*AIM:* Restate the data exactly as given and keep the pictures out.

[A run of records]
+ + +
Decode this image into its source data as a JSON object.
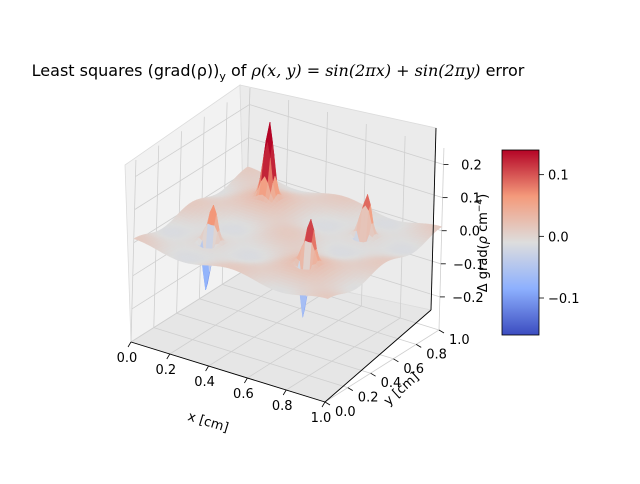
{
  "chart_data": {
    "type": "surface3d",
    "title": "Least squares (grad(ρ))y of ρ(x,y) = sin(2πx)+sin(2πy) error",
    "title_parts": {
      "prefix": "Least squares (grad(",
      "rho": "ρ",
      "close": "))",
      "sub": "y",
      "of": " of ",
      "formula": "ρ(x, y) = sin(2πx) + sin(2πy)",
      "suffix": " error"
    },
    "xlabel": "x [cm]",
    "ylabel": "y [cm]",
    "zlabel": "",
    "xlim": [
      0.0,
      1.0
    ],
    "ylim": [
      0.0,
      1.0
    ],
    "zlim": [
      -0.3,
      0.25
    ],
    "x_ticks": [
      "0.0",
      "0.2",
      "0.4",
      "0.6",
      "0.8",
      "1.0"
    ],
    "y_ticks": [
      "0.0",
      "0.2",
      "0.4",
      "0.6",
      "0.8",
      "1.0"
    ],
    "z_ticks": [
      "0.2",
      "0.1",
      "0.0",
      "−0.1",
      "−0.2"
    ],
    "z_tick_values": [
      0.2,
      0.1,
      0.0,
      -0.1,
      -0.2
    ],
    "colormap": "coolwarm",
    "colorbar": {
      "label": "Δ grad(ρ cm⁻⁴)",
      "range": [
        -0.16,
        0.14
      ],
      "ticks": [
        "0.1",
        "0.0",
        "−0.1"
      ],
      "tick_values": [
        0.1,
        0.0,
        -0.1
      ]
    },
    "features": {
      "positive_peaks": [
        {
          "x": 0.25,
          "y": 0.25,
          "value": 0.2
        },
        {
          "x": 0.25,
          "y": 0.75,
          "value": 0.24
        },
        {
          "x": 0.75,
          "y": 0.25,
          "value": 0.23
        },
        {
          "x": 0.75,
          "y": 0.75,
          "value": 0.21
        }
      ],
      "negative_troughs": [
        {
          "x": 0.25,
          "y": 0.25,
          "value": -0.26
        },
        {
          "x": 0.75,
          "y": 0.25,
          "value": -0.3
        },
        {
          "x": 0.75,
          "y": 0.75,
          "value": -0.2
        }
      ]
    },
    "grid": true
  }
}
+ + +
*WRITTEN REPLY:*
Decode this image into its source data as a JSON object.
{
  "chart_data": {
    "type": "surface3d",
    "title": "Least squares (grad(ρ))y of ρ(x,y) = sin(2πx)+sin(2πy) error",
    "title_parts": {
      "prefix": "Least squares (grad(",
      "rho": "ρ",
      "close": "))",
      "sub": "y",
      "of": " of ",
      "formula": "ρ(x, y) = sin(2πx) + sin(2πy)",
      "suffix": " error"
    },
    "xlabel": "x [cm]",
    "ylabel": "y [cm]",
    "zlabel": "",
    "xlim": [
      0.0,
      1.0
    ],
    "ylim": [
      0.0,
      1.0
    ],
    "zlim": [
      -0.3,
      0.25
    ],
    "x_ticks": [
      "0.0",
      "0.2",
      "0.4",
      "0.6",
      "0.8",
      "1.0"
    ],
    "y_ticks": [
      "0.0",
      "0.2",
      "0.4",
      "0.6",
      "0.8",
      "1.0"
    ],
    "z_ticks": [
      "0.2",
      "0.1",
      "0.0",
      "−0.1",
      "−0.2"
    ],
    "z_tick_values": [
      0.2,
      0.1,
      0.0,
      -0.1,
      -0.2
    ],
    "colormap": "coolwarm",
    "colorbar": {
      "label": "Δ grad(ρ cm⁻⁴)",
      "range": [
        -0.16,
        0.14
      ],
      "ticks": [
        "0.1",
        "0.0",
        "−0.1"
      ],
      "tick_values": [
        0.1,
        0.0,
        -0.1
      ]
    },
    "features": {
      "positive_peaks": [
        {
          "x": 0.25,
          "y": 0.25,
          "value": 0.2
        },
        {
          "x": 0.25,
          "y": 0.75,
          "value": 0.24
        },
        {
          "x": 0.75,
          "y": 0.25,
          "value": 0.23
        },
        {
          "x": 0.75,
          "y": 0.75,
          "value": 0.21
        }
      ],
      "negative_troughs": [
        {
          "x": 0.25,
          "y": 0.25,
          "value": -0.26
        },
        {
          "x": 0.75,
          "y": 0.25,
          "value": -0.3
        },
        {
          "x": 0.75,
          "y": 0.75,
          "value": -0.2
        }
      ]
    },
    "grid": true
  }
}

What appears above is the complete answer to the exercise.